### JOB
Exactly repeat the material, dropping every picture from the copy.
□ □ □ □
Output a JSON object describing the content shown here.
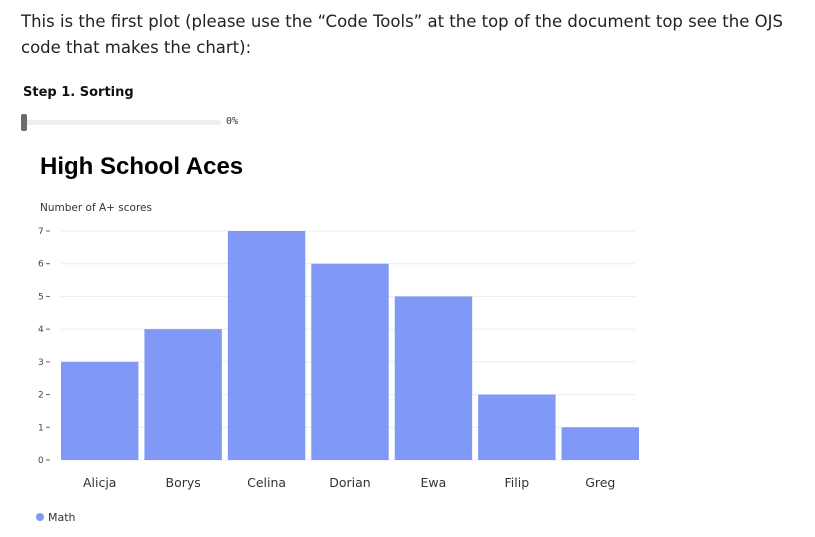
{
  "intro_text": "This is the first plot (please use the “Code Tools” at the top of the document top see the OJS code that makes the chart):",
  "step": {
    "label": "Step 1. Sorting",
    "value_text": "0%",
    "progress": 0
  },
  "colors": {
    "bar": "#8099f7",
    "grid": "#ececec"
  },
  "chart_data": {
    "type": "bar",
    "title": "High School Aces",
    "ylabel": "Number of A+ scores",
    "xlabel": "",
    "categories": [
      "Alicja",
      "Borys",
      "Celina",
      "Dorian",
      "Ewa",
      "Filip",
      "Greg"
    ],
    "series": [
      {
        "name": "Math",
        "values": [
          3,
          4,
          7,
          6,
          5,
          2,
          1
        ]
      }
    ],
    "ylim": [
      0,
      7
    ],
    "yticks": [
      "0",
      "1",
      "2",
      "3",
      "4",
      "5",
      "6",
      "7"
    ],
    "grid": true,
    "legend_position": "bottom-left"
  }
}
□ □ □ □
### ANSWER TO THE PROBLEM
Output a JSON object describing the content shown here.
{
  "intro_text": "This is the first plot (please use the “Code Tools” at the top of the document top see the OJS code that makes the chart):",
  "step": {
    "label": "Step 1. Sorting",
    "value_text": "0%",
    "progress": 0
  },
  "colors": {
    "bar": "#8099f7",
    "grid": "#ececec"
  },
  "chart_data": {
    "type": "bar",
    "title": "High School Aces",
    "ylabel": "Number of A+ scores",
    "xlabel": "",
    "categories": [
      "Alicja",
      "Borys",
      "Celina",
      "Dorian",
      "Ewa",
      "Filip",
      "Greg"
    ],
    "series": [
      {
        "name": "Math",
        "values": [
          3,
          4,
          7,
          6,
          5,
          2,
          1
        ]
      }
    ],
    "ylim": [
      0,
      7
    ],
    "yticks": [
      "0",
      "1",
      "2",
      "3",
      "4",
      "5",
      "6",
      "7"
    ],
    "grid": true,
    "legend_position": "bottom-left"
  }
}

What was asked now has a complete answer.